■ The task ■
The data below should be printed in full, exactly, and without any of its images.

start

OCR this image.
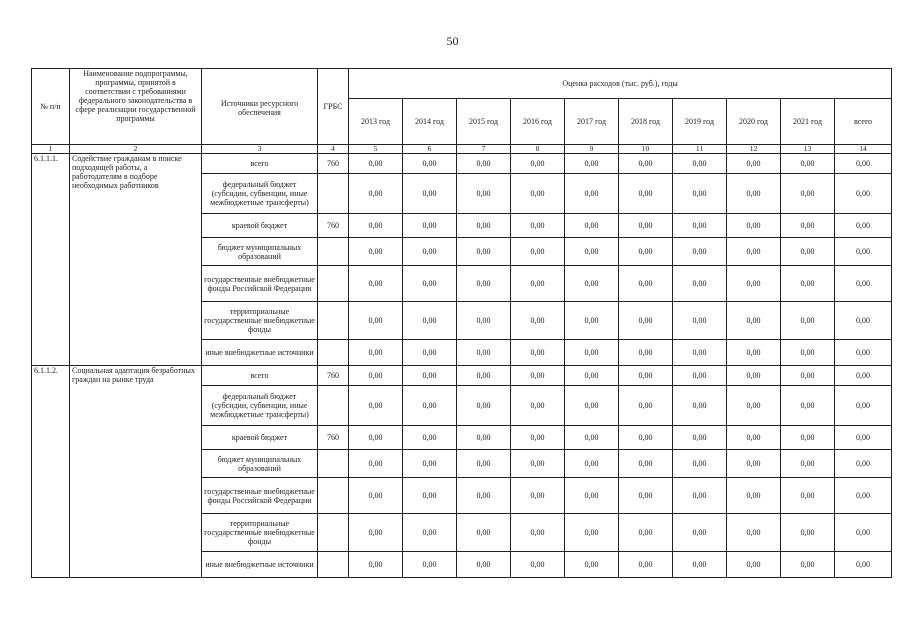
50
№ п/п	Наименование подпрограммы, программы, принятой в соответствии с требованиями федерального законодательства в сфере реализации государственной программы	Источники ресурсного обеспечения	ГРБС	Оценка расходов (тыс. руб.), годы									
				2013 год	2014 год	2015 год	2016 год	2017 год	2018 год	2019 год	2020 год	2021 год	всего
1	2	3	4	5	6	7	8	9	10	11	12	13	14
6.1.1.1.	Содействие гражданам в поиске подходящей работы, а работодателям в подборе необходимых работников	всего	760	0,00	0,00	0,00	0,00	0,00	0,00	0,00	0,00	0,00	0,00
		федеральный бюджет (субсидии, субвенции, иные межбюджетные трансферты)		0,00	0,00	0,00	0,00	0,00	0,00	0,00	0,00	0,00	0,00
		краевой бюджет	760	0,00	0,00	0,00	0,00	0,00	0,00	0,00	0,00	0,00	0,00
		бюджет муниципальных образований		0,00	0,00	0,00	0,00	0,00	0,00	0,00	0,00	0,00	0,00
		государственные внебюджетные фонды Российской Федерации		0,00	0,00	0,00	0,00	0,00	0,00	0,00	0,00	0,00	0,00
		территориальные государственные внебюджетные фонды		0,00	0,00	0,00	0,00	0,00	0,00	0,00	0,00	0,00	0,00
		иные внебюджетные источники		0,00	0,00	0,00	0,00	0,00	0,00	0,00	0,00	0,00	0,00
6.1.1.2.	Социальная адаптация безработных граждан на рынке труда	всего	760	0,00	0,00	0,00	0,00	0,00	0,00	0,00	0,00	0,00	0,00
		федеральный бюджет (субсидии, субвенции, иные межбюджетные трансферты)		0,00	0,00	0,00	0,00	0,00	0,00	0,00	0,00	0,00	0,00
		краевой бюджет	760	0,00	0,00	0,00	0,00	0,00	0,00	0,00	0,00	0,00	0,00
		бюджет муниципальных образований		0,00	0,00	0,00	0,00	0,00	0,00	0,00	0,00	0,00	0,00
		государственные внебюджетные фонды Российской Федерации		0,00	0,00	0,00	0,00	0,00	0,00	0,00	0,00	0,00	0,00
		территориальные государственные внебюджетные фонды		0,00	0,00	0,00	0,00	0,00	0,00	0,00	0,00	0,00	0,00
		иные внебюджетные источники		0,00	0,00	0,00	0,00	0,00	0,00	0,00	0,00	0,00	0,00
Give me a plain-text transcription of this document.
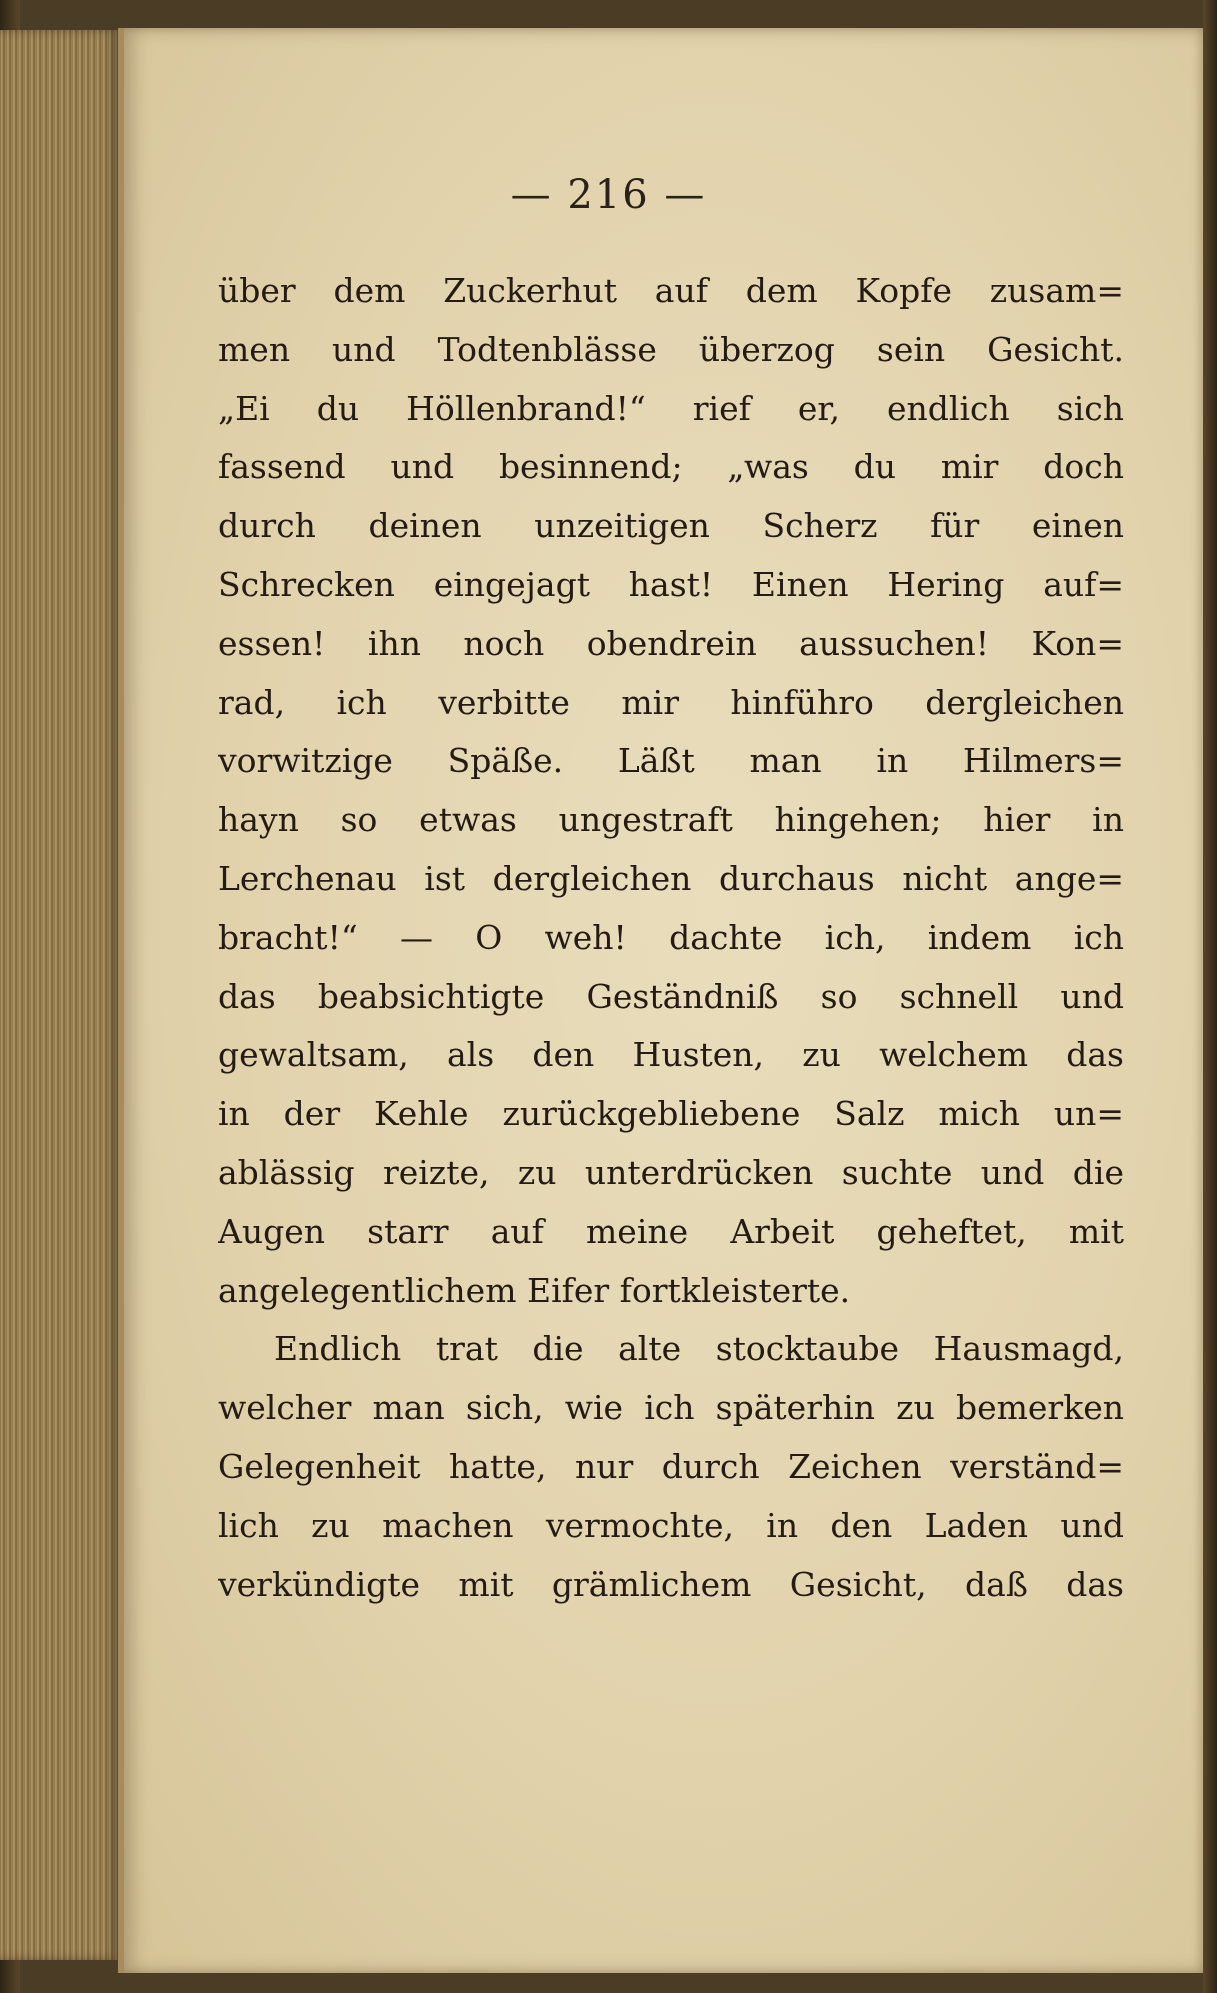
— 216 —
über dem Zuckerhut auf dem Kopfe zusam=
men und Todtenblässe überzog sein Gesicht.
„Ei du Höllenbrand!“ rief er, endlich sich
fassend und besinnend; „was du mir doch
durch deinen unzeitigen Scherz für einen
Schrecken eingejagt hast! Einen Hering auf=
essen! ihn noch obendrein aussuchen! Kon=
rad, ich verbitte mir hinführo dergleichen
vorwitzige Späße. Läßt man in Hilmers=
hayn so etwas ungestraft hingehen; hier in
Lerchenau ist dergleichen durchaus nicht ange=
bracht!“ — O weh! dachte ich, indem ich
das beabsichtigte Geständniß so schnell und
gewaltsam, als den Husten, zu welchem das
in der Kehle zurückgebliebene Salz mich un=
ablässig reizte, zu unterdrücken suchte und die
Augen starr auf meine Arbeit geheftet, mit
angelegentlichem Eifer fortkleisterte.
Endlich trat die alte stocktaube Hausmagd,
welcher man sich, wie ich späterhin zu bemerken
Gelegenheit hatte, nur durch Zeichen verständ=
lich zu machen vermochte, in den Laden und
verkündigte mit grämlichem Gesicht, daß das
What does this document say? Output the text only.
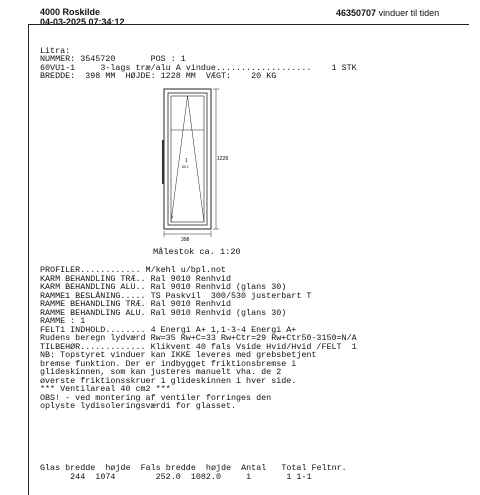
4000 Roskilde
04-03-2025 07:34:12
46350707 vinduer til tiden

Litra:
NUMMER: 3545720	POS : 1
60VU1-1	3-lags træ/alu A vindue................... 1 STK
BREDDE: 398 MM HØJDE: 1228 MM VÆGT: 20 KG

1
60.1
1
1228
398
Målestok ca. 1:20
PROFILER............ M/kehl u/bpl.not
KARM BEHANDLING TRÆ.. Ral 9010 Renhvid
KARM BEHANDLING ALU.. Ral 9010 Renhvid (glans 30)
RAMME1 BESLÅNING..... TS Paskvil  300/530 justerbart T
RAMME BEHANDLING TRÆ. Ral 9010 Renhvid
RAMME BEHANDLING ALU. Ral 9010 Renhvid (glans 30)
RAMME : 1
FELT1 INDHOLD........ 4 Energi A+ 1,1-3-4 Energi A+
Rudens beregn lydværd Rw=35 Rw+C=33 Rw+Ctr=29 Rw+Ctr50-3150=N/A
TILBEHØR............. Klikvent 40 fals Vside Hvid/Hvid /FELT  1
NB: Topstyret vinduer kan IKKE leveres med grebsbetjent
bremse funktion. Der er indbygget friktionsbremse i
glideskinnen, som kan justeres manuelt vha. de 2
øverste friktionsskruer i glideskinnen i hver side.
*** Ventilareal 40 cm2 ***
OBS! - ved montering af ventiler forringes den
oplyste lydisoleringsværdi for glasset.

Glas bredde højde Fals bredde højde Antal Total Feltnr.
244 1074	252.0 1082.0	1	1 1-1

end

■ Output for this exercise ■
OCR this image.
50
№ п/п	Наименование подпрограммы, программы, принятой в соответствии с требованиями федерального законодательства в сфере реализации государственной программы	Источники ресурсного обеспечения	ГРБС	Оценка расходов (тыс. руб.), годы									
				2013 год	2014 год	2015 год	2016 год	2017 год	2018 год	2019 год	2020 год	2021 год	всего
1	2	3	4	5	6	7	8	9	10	11	12	13	14
6.1.1.1.	Содействие гражданам в поиске подходящей работы, а работодателям в подборе необходимых работников	всего	760	0,00	0,00	0,00	0,00	0,00	0,00	0,00	0,00	0,00	0,00
		федеральный бюджет (субсидии, субвенции, иные межбюджетные трансферты)		0,00	0,00	0,00	0,00	0,00	0,00	0,00	0,00	0,00	0,00
		краевой бюджет	760	0,00	0,00	0,00	0,00	0,00	0,00	0,00	0,00	0,00	0,00
		бюджет муниципальных образований		0,00	0,00	0,00	0,00	0,00	0,00	0,00	0,00	0,00	0,00
		государственные внебюджетные фонды Российской Федерации		0,00	0,00	0,00	0,00	0,00	0,00	0,00	0,00	0,00	0,00
		территориальные государственные внебюджетные фонды		0,00	0,00	0,00	0,00	0,00	0,00	0,00	0,00	0,00	0,00
		иные внебюджетные источники		0,00	0,00	0,00	0,00	0,00	0,00	0,00	0,00	0,00	0,00
6.1.1.2.	Социальная адаптация безработных граждан на рынке труда	всего	760	0,00	0,00	0,00	0,00	0,00	0,00	0,00	0,00	0,00	0,00
		федеральный бюджет (субсидии, субвенции, иные межбюджетные трансферты)		0,00	0,00	0,00	0,00	0,00	0,00	0,00	0,00	0,00	0,00
		краевой бюджет	760	0,00	0,00	0,00	0,00	0,00	0,00	0,00	0,00	0,00	0,00
		бюджет муниципальных образований		0,00	0,00	0,00	0,00	0,00	0,00	0,00	0,00	0,00	0,00
		государственные внебюджетные фонды Российской Федерации		0,00	0,00	0,00	0,00	0,00	0,00	0,00	0,00	0,00	0,00
		территориальные государственные внебюджетные фонды		0,00	0,00	0,00	0,00	0,00	0,00	0,00	0,00	0,00	0,00
		иные внебюджетные источники		0,00	0,00	0,00	0,00	0,00	0,00	0,00	0,00	0,00	0,00
Give me a plain-text transcription of this document.
— 216 —
über dem Zuckerhut auf dem Kopfe zusam=
men und Todtenblässe überzog sein Gesicht.
„Ei du Höllenbrand!“ rief er, endlich sich
fassend und besinnend; „was du mir doch
durch deinen unzeitigen Scherz für einen
Schrecken eingejagt hast! Einen Hering auf=
essen! ihn noch obendrein aussuchen! Kon=
rad, ich verbitte mir hinführo dergleichen
vorwitzige Späße. Läßt man in Hilmers=
hayn so etwas ungestraft hingehen; hier in
Lerchenau ist dergleichen durchaus nicht ange=
bracht!“ — O weh! dachte ich, indem ich
das beabsichtigte Geständniß so schnell und
gewaltsam, als den Husten, zu welchem das
in der Kehle zurückgebliebene Salz mich un=
ablässig reizte, zu unterdrücken suchte und die
Augen starr auf meine Arbeit geheftet, mit
angelegentlichem Eifer fortkleisterte.
Endlich trat die alte stocktaube Hausmagd,
welcher man sich, wie ich späterhin zu bemerken
Gelegenheit hatte, nur durch Zeichen verständ=
lich zu machen vermochte, in den Laden und
verkündigte mit grämlichem Gesicht, daß das
What does this document say? Output the text only.
4000 Roskilde
04-03-2025 07:34:12
46350707 vinduer til tiden

Litra:
NUMMER: 3545720	POS : 1
60VU1-1	3-lags træ/alu A vindue................... 1 STK
BREDDE: 398 MM HØJDE: 1228 MM VÆGT: 20 KG

1
60.1
1
1228
398
Målestok ca. 1:20
PROFILER............ M/kehl u/bpl.not
KARM BEHANDLING TRÆ.. Ral 9010 Renhvid
KARM BEHANDLING ALU.. Ral 9010 Renhvid (glans 30)
RAMME1 BESLÅNING..... TS Paskvil  300/530 justerbart T
RAMME BEHANDLING TRÆ. Ral 9010 Renhvid
RAMME BEHANDLING ALU. Ral 9010 Renhvid (glans 30)
RAMME : 1
FELT1 INDHOLD........ 4 Energi A+ 1,1-3-4 Energi A+
Rudens beregn lydværd Rw=35 Rw+C=33 Rw+Ctr=29 Rw+Ctr50-3150=N/A
TILBEHØR............. Klikvent 40 fals Vside Hvid/Hvid /FELT  1
NB: Topstyret vinduer kan IKKE leveres med grebsbetjent
bremse funktion. Der er indbygget friktionsbremse i
glideskinnen, som kan justeres manuelt vha. de 2
øverste friktionsskruer i glideskinnen i hver side.
*** Ventilareal 40 cm2 ***
OBS! - ved montering af ventiler forringes den
oplyste lydisoleringsværdi for glasset.

Glas bredde højde Fals bredde højde Antal Total Feltnr.
244 1074	252.0 1082.0	1	1 1-1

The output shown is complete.